(Dataset records)
--- Begin ---

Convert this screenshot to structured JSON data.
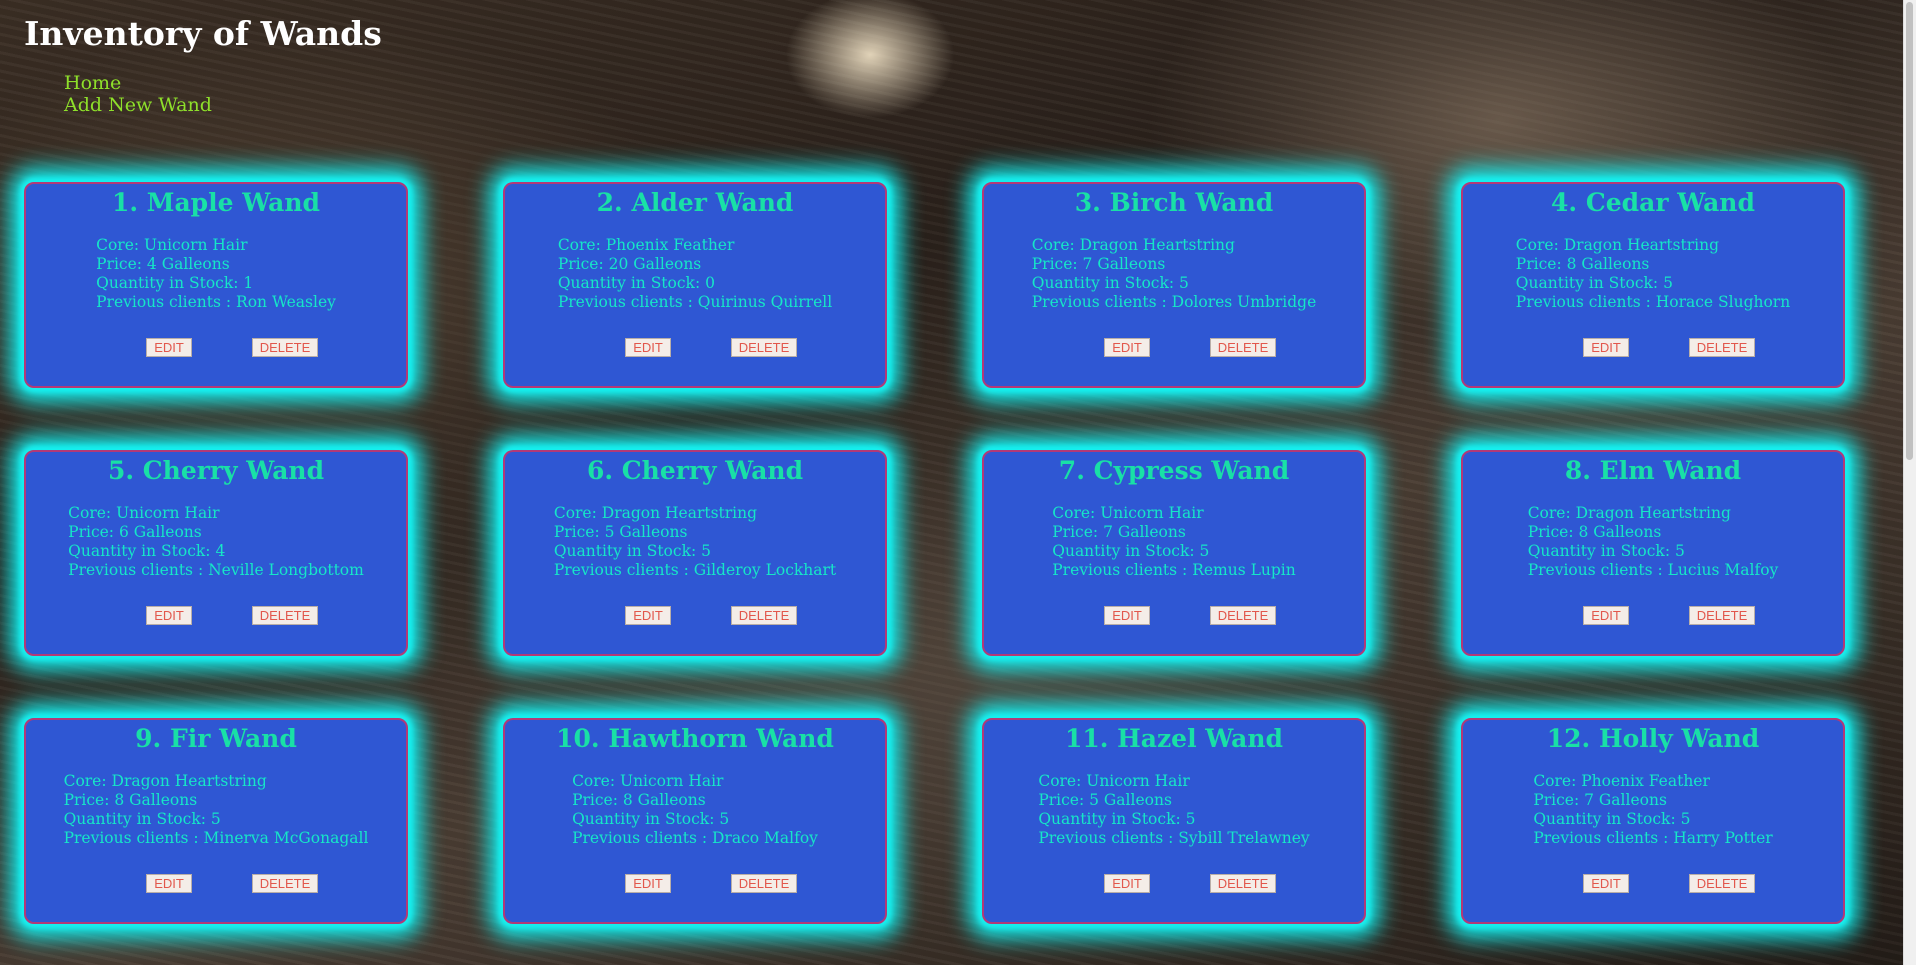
{
  "header": {
    "title": "Inventory of Wands"
  },
  "nav": {
    "home": "Home",
    "add": "Add New Wand"
  },
  "labels": {
    "core": "Core: ",
    "price": "Price: ",
    "qty": "Quantity in Stock: ",
    "clients": "Previous clients : ",
    "edit": "EDIT",
    "delete": "DELETE"
  },
  "wands": [
    {
      "title": "1. Maple Wand",
      "core": "Unicorn Hair",
      "price": "4 Galleons",
      "qty": "1",
      "clients": "Ron Weasley"
    },
    {
      "title": "2. Alder Wand",
      "core": "Phoenix Feather",
      "price": "20 Galleons",
      "qty": "0",
      "clients": "Quirinus Quirrell"
    },
    {
      "title": "3. Birch Wand",
      "core": "Dragon Heartstring",
      "price": "7 Galleons",
      "qty": "5",
      "clients": "Dolores Umbridge"
    },
    {
      "title": "4. Cedar Wand",
      "core": "Dragon Heartstring",
      "price": "8 Galleons",
      "qty": "5",
      "clients": "Horace Slughorn"
    },
    {
      "title": "5. Cherry Wand",
      "core": "Unicorn Hair",
      "price": "6 Galleons",
      "qty": "4",
      "clients": "Neville Longbottom"
    },
    {
      "title": "6. Cherry Wand",
      "core": "Dragon Heartstring",
      "price": "5 Galleons",
      "qty": "5",
      "clients": "Gilderoy Lockhart"
    },
    {
      "title": "7. Cypress Wand",
      "core": "Unicorn Hair",
      "price": "7 Galleons",
      "qty": "5",
      "clients": "Remus Lupin"
    },
    {
      "title": "8. Elm Wand",
      "core": "Dragon Heartstring",
      "price": "8 Galleons",
      "qty": "5",
      "clients": "Lucius Malfoy"
    },
    {
      "title": "9. Fir Wand",
      "core": "Dragon Heartstring",
      "price": "8 Galleons",
      "qty": "5",
      "clients": "Minerva McGonagall"
    },
    {
      "title": "10. Hawthorn Wand",
      "core": "Unicorn Hair",
      "price": "8 Galleons",
      "qty": "5",
      "clients": "Draco Malfoy"
    },
    {
      "title": "11. Hazel Wand",
      "core": "Unicorn Hair",
      "price": "5 Galleons",
      "qty": "5",
      "clients": "Sybill Trelawney"
    },
    {
      "title": "12. Holly Wand",
      "core": "Phoenix Feather",
      "price": "7 Galleons",
      "qty": "5",
      "clients": "Harry Potter"
    }
  ]
}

--- End ---

Extract the text of all the records above verbatim, excluding pictures.

Convert this screenshot to structured JSON data.
{
  "header": {
    "title": "Inventory of Wands"
  },
  "nav": {
    "home": "Home",
    "add": "Add New Wand"
  },
  "labels": {
    "core": "Core: ",
    "price": "Price: ",
    "qty": "Quantity in Stock: ",
    "clients": "Previous clients : ",
    "edit": "EDIT",
    "delete": "DELETE"
  },
  "wands": [
    {
      "title": "1. Maple Wand",
      "core": "Unicorn Hair",
      "price": "4 Galleons",
      "qty": "1",
      "clients": "Ron Weasley"
    },
    {
      "title": "2. Alder Wand",
      "core": "Phoenix Feather",
      "price": "20 Galleons",
      "qty": "0",
      "clients": "Quirinus Quirrell"
    },
    {
      "title": "3. Birch Wand",
      "core": "Dragon Heartstring",
      "price": "7 Galleons",
      "qty": "5",
      "clients": "Dolores Umbridge"
    },
    {
      "title": "4. Cedar Wand",
      "core": "Dragon Heartstring",
      "price": "8 Galleons",
      "qty": "5",
      "clients": "Horace Slughorn"
    },
    {
      "title": "5. Cherry Wand",
      "core": "Unicorn Hair",
      "price": "6 Galleons",
      "qty": "4",
      "clients": "Neville Longbottom"
    },
    {
      "title": "6. Cherry Wand",
      "core": "Dragon Heartstring",
      "price": "5 Galleons",
      "qty": "5",
      "clients": "Gilderoy Lockhart"
    },
    {
      "title": "7. Cypress Wand",
      "core": "Unicorn Hair",
      "price": "7 Galleons",
      "qty": "5",
      "clients": "Remus Lupin"
    },
    {
      "title": "8. Elm Wand",
      "core": "Dragon Heartstring",
      "price": "8 Galleons",
      "qty": "5",
      "clients": "Lucius Malfoy"
    },
    {
      "title": "9. Fir Wand",
      "core": "Dragon Heartstring",
      "price": "8 Galleons",
      "qty": "5",
      "clients": "Minerva McGonagall"
    },
    {
      "title": "10. Hawthorn Wand",
      "core": "Unicorn Hair",
      "price": "8 Galleons",
      "qty": "5",
      "clients": "Draco Malfoy"
    },
    {
      "title": "11. Hazel Wand",
      "core": "Unicorn Hair",
      "price": "5 Galleons",
      "qty": "5",
      "clients": "Sybill Trelawney"
    },
    {
      "title": "12. Holly Wand",
      "core": "Phoenix Feather",
      "price": "7 Galleons",
      "qty": "5",
      "clients": "Harry Potter"
    }
  ]
}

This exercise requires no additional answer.